**What you have to do**
Each record below should appear again exactly as written.

[Extracted records]

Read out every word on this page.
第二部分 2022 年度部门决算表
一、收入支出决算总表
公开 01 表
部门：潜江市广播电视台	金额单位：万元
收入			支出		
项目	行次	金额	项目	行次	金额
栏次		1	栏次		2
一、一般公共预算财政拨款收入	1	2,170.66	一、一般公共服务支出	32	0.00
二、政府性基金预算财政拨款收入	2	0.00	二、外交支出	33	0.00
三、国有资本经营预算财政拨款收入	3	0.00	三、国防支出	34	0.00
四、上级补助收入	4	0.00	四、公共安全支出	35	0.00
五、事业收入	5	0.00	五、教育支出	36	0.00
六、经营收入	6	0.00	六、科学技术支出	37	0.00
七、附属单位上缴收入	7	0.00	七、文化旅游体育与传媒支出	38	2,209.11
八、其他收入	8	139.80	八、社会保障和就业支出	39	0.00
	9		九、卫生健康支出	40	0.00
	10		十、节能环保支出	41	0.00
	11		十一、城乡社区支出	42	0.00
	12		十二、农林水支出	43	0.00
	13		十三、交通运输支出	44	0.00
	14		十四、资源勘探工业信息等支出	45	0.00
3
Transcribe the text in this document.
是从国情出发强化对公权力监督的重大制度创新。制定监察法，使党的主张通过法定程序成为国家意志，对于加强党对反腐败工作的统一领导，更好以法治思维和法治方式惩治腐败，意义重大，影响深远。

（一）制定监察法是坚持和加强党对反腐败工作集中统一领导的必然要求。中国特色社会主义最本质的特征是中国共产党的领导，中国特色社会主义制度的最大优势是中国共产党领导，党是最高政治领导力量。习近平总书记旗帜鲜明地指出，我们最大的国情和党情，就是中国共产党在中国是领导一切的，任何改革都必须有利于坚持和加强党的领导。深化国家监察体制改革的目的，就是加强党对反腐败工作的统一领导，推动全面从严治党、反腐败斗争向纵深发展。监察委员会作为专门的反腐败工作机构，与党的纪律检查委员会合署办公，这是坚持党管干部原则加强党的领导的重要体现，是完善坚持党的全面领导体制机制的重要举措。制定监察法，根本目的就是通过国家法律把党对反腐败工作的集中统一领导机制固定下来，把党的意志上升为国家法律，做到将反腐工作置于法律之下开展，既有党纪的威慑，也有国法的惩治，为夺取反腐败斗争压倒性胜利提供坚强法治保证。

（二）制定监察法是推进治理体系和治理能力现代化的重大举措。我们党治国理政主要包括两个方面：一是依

**Answer to the task**
Read out every word on this page.
第二部分 2022 年度部门决算表
一、收入支出决算总表
公开 01 表
部门：潜江市广播电视台	金额单位：万元
收入			支出		
项目	行次	金额	项目	行次	金额
栏次		1	栏次		2
一、一般公共预算财政拨款收入	1	2,170.66	一、一般公共服务支出	32	0.00
二、政府性基金预算财政拨款收入	2	0.00	二、外交支出	33	0.00
三、国有资本经营预算财政拨款收入	3	0.00	三、国防支出	34	0.00
四、上级补助收入	4	0.00	四、公共安全支出	35	0.00
五、事业收入	5	0.00	五、教育支出	36	0.00
六、经营收入	6	0.00	六、科学技术支出	37	0.00
七、附属单位上缴收入	7	0.00	七、文化旅游体育与传媒支出	38	2,209.11
八、其他收入	8	139.80	八、社会保障和就业支出	39	0.00
	9		九、卫生健康支出	40	0.00
	10		十、节能环保支出	41	0.00
	11		十一、城乡社区支出	42	0.00
	12		十二、农林水支出	43	0.00
	13		十三、交通运输支出	44	0.00
	14		十四、资源勘探工业信息等支出	45	0.00
3
Transcribe the text in this document.
是从国情出发强化对公权力监督的重大制度创新。制定监察法，使党的主张通过法定程序成为国家意志，对于加强党对反腐败工作的统一领导，更好以法治思维和法治方式惩治腐败，意义重大，影响深远。

（一）制定监察法是坚持和加强党对反腐败工作集中统一领导的必然要求。中国特色社会主义最本质的特征是中国共产党的领导，中国特色社会主义制度的最大优势是中国共产党领导，党是最高政治领导力量。习近平总书记旗帜鲜明地指出，我们最大的国情和党情，就是中国共产党在中国是领导一切的，任何改革都必须有利于坚持和加强党的领导。深化国家监察体制改革的目的，就是加强党对反腐败工作的统一领导，推动全面从严治党、反腐败斗争向纵深发展。监察委员会作为专门的反腐败工作机构，与党的纪律检查委员会合署办公，这是坚持党管干部原则加强党的领导的重要体现，是完善坚持党的全面领导体制机制的重要举措。制定监察法，根本目的就是通过国家法律把党对反腐败工作的集中统一领导机制固定下来，把党的意志上升为国家法律，做到将反腐工作置于法律之下开展，既有党纪的威慑，也有国法的惩治，为夺取反腐败斗争压倒性胜利提供坚强法治保证。

（二）制定监察法是推进治理体系和治理能力现代化的重大举措。我们党治国理政主要包括两个方面：一是依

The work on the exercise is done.